# [Written instruction]
Extract all lines containing "alapú".
==*==
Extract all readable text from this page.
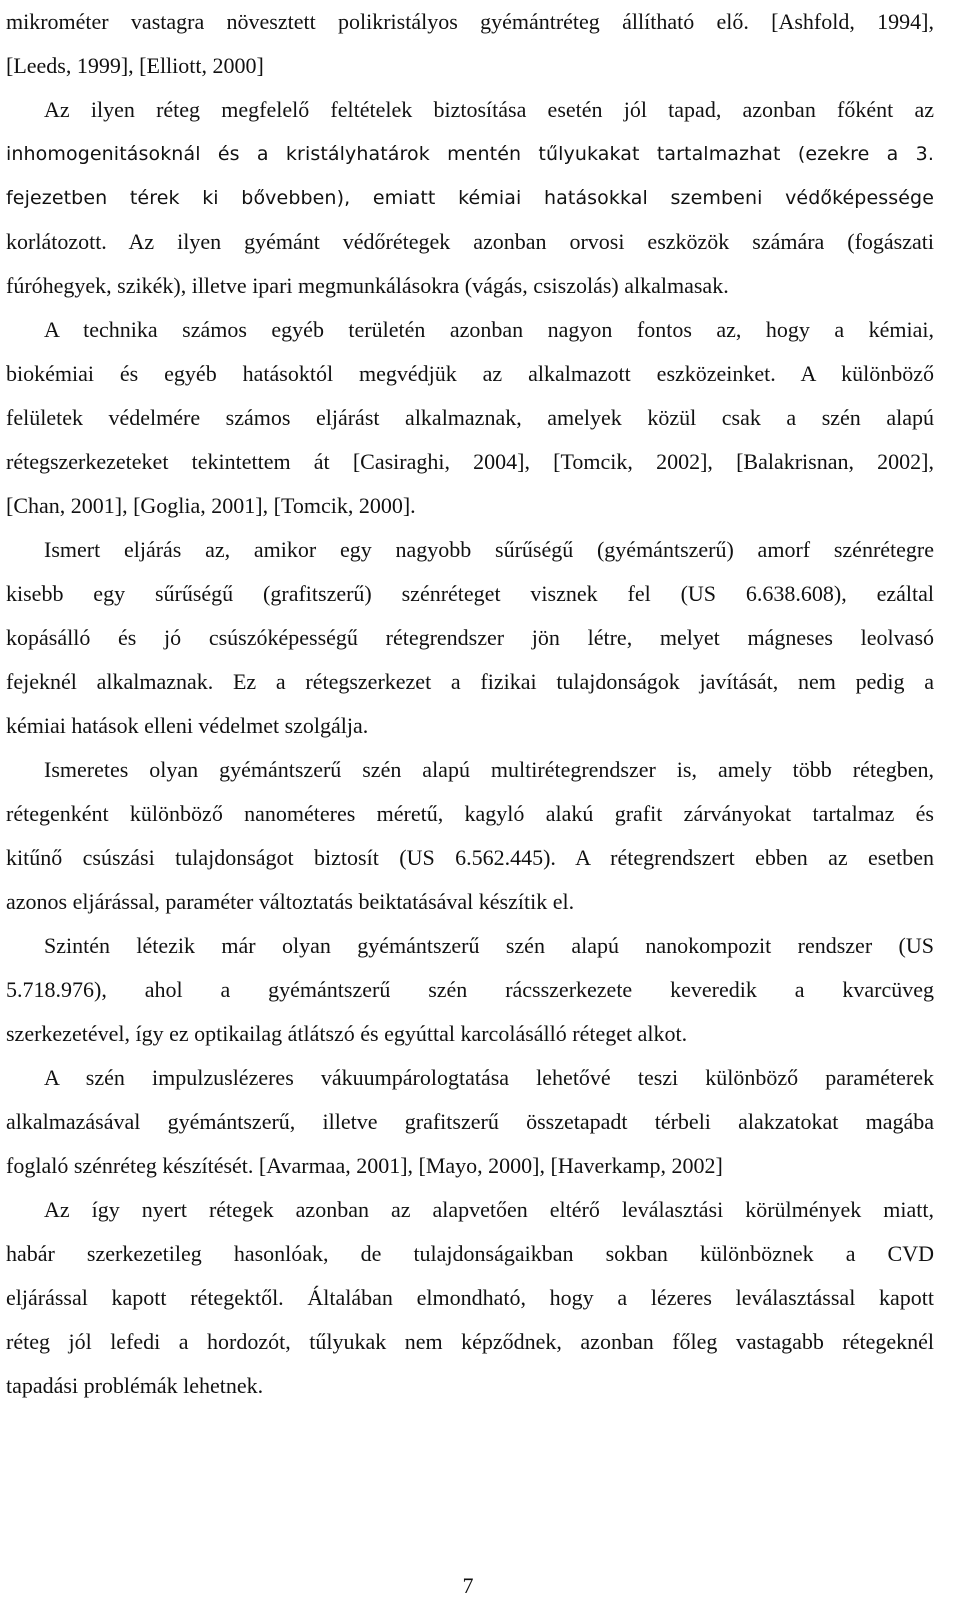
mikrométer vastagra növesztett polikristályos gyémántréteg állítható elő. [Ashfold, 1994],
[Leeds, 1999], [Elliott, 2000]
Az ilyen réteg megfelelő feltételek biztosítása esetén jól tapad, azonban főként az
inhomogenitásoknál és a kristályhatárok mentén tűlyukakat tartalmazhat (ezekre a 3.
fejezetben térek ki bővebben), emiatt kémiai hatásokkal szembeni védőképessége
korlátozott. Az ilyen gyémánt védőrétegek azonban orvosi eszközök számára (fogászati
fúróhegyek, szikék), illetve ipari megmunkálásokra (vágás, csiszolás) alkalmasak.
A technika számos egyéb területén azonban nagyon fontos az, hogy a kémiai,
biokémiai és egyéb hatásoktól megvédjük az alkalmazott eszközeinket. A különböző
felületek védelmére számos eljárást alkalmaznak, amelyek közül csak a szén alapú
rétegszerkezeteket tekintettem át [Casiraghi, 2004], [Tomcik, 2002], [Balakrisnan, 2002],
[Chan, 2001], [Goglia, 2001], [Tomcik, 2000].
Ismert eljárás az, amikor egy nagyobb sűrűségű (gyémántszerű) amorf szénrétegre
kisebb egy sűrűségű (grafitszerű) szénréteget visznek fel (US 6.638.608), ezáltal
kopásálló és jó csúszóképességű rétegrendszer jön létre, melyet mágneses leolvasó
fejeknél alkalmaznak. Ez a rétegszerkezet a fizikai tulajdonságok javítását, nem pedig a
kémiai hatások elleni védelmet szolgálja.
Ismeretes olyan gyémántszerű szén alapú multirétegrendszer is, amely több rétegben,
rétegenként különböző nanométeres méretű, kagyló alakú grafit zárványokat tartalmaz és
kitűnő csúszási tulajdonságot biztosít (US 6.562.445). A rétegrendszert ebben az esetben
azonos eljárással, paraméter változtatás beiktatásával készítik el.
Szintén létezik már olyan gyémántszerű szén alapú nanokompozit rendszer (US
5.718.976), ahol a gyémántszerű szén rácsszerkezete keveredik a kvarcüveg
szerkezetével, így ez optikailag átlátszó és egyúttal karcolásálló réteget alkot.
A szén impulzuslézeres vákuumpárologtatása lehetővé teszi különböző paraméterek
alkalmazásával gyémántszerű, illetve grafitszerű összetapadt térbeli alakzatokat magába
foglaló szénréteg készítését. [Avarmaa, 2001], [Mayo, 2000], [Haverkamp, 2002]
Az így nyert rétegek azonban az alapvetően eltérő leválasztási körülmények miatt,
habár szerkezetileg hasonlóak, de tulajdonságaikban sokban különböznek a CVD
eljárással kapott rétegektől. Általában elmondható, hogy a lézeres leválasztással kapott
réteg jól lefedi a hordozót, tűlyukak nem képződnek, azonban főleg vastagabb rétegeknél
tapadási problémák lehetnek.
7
==*==
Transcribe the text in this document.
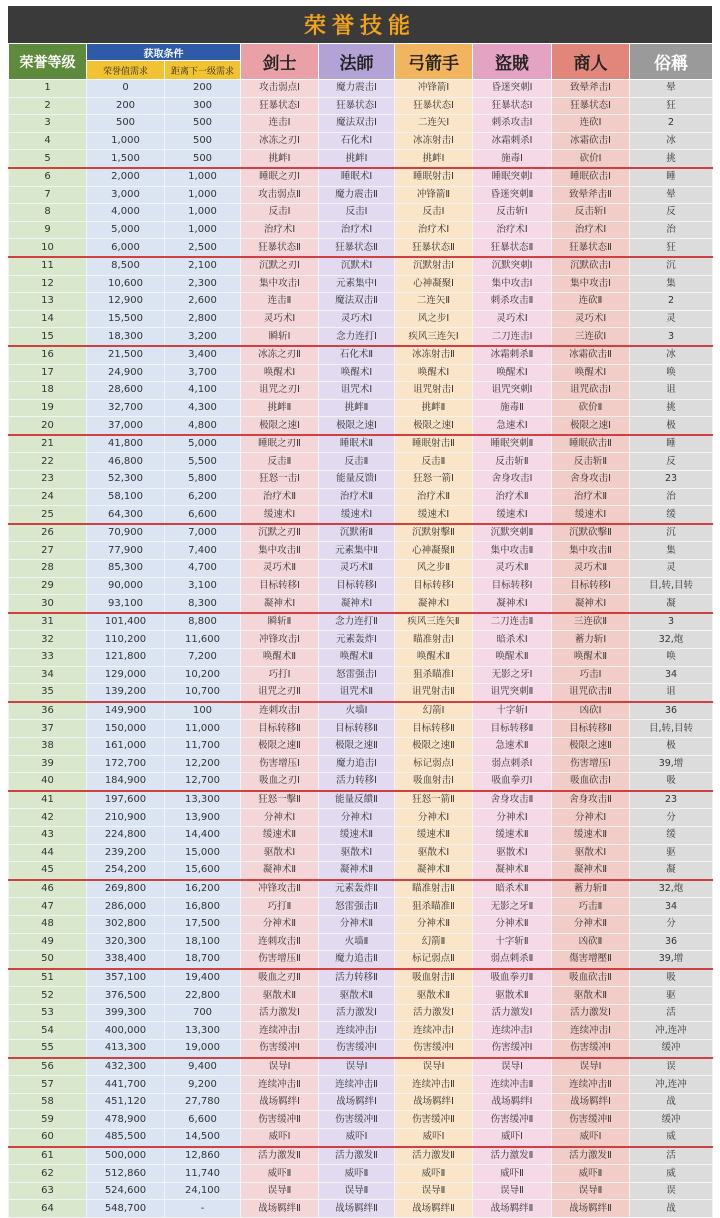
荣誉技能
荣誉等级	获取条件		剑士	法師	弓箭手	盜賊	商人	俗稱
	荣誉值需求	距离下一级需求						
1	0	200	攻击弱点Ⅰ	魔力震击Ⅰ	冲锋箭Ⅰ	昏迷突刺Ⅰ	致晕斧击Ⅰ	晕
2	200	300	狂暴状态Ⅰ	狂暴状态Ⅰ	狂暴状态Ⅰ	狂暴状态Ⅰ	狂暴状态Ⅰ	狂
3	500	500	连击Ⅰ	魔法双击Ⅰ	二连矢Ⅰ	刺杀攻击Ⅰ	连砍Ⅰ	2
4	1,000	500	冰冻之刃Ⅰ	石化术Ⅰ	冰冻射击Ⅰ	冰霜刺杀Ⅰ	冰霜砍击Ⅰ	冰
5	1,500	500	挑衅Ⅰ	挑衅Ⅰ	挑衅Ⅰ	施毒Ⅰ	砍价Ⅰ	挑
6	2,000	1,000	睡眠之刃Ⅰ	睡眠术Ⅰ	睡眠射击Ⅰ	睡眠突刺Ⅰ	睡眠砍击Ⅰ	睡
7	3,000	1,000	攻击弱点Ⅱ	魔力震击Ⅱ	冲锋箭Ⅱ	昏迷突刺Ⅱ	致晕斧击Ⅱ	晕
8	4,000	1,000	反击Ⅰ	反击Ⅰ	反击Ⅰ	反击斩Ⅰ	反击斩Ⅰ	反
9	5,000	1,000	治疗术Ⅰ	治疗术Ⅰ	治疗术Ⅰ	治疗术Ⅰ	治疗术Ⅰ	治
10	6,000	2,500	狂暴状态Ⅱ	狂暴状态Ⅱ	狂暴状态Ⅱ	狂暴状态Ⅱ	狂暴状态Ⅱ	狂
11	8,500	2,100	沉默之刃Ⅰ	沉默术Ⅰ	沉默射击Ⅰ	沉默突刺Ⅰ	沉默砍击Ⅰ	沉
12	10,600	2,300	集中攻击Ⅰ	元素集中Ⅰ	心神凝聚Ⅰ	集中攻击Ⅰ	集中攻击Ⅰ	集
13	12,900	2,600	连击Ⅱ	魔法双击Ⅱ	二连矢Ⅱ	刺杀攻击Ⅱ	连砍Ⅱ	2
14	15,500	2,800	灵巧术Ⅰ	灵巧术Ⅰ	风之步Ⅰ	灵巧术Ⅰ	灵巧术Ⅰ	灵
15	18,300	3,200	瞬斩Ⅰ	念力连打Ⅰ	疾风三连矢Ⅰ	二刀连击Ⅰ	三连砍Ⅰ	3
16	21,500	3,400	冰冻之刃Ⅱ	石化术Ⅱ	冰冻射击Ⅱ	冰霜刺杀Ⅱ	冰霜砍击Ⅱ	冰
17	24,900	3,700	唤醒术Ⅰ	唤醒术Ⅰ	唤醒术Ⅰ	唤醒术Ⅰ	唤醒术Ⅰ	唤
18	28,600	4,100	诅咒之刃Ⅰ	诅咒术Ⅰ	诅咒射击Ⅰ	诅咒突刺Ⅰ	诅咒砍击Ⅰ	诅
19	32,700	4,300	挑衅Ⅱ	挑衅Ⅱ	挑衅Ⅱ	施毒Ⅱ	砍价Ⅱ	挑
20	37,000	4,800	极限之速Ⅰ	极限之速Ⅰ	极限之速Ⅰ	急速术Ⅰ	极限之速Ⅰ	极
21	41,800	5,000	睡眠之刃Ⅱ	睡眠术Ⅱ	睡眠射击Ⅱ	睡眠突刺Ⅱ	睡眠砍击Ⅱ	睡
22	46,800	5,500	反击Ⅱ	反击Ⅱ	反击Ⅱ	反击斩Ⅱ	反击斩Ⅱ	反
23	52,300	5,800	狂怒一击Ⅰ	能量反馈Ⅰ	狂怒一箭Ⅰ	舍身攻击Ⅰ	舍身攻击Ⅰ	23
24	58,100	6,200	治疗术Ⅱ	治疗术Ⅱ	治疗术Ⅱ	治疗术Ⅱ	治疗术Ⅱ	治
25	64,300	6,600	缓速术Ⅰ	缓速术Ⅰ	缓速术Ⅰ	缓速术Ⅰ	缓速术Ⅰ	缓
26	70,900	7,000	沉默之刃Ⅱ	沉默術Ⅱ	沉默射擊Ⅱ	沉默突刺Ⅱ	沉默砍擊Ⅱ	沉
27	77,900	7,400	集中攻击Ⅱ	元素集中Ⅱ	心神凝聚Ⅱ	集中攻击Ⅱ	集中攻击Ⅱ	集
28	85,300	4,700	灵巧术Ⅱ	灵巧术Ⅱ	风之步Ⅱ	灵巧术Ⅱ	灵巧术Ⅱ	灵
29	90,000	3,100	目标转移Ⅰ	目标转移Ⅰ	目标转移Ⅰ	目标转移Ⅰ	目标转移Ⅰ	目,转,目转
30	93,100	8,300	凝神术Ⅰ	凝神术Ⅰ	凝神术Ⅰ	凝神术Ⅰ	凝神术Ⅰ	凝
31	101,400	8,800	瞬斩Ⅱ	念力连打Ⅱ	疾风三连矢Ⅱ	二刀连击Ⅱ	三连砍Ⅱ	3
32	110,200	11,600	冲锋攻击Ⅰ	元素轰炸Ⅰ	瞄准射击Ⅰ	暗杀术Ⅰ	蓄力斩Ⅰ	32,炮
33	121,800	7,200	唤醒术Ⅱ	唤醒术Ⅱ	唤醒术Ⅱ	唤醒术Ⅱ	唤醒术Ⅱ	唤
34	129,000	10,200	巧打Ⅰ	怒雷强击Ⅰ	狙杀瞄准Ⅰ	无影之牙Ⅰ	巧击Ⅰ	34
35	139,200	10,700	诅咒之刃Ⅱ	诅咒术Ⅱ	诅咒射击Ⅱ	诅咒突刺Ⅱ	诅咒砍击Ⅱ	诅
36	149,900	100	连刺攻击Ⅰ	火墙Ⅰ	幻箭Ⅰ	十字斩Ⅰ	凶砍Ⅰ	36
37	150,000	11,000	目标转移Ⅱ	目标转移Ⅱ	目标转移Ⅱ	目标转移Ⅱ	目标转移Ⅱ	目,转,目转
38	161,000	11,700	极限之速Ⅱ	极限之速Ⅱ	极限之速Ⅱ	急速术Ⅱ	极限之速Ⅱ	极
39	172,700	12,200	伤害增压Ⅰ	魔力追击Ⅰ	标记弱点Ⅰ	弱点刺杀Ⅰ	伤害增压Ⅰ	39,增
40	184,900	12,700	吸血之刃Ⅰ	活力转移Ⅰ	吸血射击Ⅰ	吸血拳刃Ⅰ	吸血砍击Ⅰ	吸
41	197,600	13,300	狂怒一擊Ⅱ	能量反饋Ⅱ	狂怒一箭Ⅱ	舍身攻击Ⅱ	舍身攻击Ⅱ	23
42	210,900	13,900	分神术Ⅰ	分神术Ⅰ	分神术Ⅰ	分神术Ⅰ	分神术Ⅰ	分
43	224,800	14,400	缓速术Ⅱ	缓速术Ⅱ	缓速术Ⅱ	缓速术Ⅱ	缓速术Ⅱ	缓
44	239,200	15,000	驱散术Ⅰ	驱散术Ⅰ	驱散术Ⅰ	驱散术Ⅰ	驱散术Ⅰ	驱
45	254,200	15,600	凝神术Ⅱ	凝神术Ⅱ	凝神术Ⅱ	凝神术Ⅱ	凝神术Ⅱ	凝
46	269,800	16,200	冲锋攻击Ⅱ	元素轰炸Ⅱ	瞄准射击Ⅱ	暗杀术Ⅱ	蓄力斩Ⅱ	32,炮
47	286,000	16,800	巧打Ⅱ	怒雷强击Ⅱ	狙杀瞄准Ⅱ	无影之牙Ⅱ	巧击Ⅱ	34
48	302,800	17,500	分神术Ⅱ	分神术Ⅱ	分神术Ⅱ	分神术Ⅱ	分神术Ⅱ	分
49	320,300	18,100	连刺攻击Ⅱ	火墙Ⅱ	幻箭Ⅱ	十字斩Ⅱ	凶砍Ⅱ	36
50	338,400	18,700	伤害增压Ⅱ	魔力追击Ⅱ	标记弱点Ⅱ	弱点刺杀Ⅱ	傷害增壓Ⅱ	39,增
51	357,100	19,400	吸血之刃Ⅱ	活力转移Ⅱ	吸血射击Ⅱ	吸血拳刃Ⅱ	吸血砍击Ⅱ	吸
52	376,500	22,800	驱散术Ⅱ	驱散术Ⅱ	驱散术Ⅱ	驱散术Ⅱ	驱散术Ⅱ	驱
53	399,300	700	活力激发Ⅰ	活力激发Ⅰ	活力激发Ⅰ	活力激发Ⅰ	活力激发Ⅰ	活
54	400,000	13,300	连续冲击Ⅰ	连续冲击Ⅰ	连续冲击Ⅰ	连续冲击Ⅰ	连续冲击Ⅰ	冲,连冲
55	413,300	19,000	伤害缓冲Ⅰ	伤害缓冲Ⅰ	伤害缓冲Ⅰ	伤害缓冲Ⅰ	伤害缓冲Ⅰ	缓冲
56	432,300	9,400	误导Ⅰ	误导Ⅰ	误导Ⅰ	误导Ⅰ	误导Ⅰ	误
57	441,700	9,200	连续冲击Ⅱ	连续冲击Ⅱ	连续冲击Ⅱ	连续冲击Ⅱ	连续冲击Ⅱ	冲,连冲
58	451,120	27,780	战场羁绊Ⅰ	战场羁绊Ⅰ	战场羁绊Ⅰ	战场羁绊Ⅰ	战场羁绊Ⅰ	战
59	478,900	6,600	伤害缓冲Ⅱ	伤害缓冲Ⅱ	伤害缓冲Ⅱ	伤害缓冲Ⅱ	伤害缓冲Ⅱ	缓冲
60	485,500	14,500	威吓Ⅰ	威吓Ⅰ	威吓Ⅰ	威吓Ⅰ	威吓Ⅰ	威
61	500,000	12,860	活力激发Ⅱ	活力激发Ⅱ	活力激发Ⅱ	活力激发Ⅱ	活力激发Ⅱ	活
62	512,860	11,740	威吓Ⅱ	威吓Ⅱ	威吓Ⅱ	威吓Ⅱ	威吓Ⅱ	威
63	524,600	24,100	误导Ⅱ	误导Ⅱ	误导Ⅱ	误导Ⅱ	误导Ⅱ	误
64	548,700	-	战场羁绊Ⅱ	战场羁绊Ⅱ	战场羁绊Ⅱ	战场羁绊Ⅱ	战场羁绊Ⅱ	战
==*==
# [Correct answer]
felületek védelmére számos eljárást alkalmaznak, amelyek közül csak a szén alapú
Ismeretes olyan gyémántszerű szén alapú multirétegrendszer is, amely több rétegben,
Szintén létezik már olyan gyémántszerű szén alapú nanokompozit rendszer (US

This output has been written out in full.